[DIRECTION]: Each record must be reproduced exactly as it is shown.

[INPUT MATERIAL]:

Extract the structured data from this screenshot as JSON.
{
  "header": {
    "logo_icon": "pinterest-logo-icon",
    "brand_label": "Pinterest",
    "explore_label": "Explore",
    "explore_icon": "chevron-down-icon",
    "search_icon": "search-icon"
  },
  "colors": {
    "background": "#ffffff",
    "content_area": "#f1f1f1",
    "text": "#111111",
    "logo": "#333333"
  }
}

[WRITTEN SOLUTION]:
Extract the structured data from this screenshot as JSON.
{
  "header": {
    "logo_icon": "pinterest-logo-icon",
    "brand_label": "Pinterest",
    "explore_label": "Explore",
    "explore_icon": "chevron-down-icon",
    "search_icon": "search-icon"
  },
  "colors": {
    "background": "#ffffff",
    "content_area": "#f1f1f1",
    "text": "#111111",
    "logo": "#333333"
  }
}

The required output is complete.